MATERIAL SUPPLIED:

───

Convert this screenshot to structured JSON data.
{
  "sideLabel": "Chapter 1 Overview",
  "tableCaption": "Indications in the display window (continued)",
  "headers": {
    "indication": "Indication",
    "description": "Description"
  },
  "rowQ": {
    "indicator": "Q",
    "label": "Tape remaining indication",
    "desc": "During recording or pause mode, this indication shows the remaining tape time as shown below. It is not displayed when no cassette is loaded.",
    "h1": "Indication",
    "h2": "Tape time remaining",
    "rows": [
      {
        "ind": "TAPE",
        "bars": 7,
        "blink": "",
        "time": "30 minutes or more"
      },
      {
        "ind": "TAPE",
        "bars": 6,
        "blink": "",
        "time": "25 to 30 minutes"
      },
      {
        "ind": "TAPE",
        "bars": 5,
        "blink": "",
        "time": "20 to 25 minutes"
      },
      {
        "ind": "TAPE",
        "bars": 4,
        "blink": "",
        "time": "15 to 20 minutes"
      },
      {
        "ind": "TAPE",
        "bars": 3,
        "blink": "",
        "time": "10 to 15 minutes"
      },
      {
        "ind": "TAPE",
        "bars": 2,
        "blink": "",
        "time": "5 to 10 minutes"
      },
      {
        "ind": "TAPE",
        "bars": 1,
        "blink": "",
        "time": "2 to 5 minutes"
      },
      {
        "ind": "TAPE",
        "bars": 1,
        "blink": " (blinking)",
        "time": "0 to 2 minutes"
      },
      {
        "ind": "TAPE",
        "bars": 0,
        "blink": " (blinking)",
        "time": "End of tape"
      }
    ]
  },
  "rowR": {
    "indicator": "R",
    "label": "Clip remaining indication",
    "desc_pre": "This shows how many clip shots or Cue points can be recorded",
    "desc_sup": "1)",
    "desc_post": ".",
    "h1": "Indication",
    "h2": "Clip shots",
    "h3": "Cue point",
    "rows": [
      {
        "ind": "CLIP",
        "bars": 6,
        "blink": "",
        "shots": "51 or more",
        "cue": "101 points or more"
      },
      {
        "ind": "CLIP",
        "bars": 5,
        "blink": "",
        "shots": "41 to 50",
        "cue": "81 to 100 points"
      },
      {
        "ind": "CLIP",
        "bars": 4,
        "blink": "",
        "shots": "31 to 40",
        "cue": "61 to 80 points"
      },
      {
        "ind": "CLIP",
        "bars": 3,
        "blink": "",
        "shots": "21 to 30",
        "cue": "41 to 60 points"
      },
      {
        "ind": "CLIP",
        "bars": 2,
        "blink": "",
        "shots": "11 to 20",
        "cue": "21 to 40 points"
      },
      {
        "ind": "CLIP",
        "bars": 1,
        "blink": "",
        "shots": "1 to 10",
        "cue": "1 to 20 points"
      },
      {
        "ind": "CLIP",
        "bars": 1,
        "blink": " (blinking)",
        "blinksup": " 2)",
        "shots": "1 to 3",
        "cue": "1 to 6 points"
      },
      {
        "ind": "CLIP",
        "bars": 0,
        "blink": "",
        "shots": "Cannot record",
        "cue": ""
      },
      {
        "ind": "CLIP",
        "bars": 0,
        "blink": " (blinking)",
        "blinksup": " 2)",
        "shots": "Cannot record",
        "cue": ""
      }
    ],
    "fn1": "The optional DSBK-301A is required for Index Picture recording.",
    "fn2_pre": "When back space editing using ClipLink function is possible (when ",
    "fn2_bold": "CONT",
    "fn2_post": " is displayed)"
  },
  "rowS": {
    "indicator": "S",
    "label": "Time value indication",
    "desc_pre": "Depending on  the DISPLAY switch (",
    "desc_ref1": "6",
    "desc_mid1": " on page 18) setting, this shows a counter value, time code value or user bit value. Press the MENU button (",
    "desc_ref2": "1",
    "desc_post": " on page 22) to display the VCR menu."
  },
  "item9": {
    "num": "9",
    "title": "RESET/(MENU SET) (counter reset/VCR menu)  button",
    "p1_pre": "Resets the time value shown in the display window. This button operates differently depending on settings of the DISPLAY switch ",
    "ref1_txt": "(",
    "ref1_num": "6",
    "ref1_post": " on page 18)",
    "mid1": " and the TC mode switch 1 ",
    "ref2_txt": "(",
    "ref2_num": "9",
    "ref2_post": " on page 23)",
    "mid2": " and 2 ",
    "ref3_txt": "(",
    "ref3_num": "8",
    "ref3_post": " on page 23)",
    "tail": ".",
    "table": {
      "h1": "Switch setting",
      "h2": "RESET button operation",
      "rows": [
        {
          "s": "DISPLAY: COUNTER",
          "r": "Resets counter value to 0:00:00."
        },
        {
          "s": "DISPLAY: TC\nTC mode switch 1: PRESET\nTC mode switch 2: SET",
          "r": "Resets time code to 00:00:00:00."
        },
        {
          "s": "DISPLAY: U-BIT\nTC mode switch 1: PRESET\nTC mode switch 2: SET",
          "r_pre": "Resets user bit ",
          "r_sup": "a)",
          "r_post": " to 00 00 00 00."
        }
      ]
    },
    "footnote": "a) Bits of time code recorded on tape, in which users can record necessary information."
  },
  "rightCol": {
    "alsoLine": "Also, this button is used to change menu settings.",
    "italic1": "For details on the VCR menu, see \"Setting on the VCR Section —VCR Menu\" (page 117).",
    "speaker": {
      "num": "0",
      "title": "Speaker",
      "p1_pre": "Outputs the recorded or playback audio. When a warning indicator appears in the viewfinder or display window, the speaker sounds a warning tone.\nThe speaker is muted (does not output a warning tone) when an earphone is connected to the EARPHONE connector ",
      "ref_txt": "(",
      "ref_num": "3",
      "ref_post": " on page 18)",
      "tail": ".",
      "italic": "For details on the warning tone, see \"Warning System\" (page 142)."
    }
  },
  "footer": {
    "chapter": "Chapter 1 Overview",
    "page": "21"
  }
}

───

YOUR OBJECTIVE:
Work out the number of lines above that include the string "shown" and write only that number.

ANSWER FOR THIS EXERCISE:
2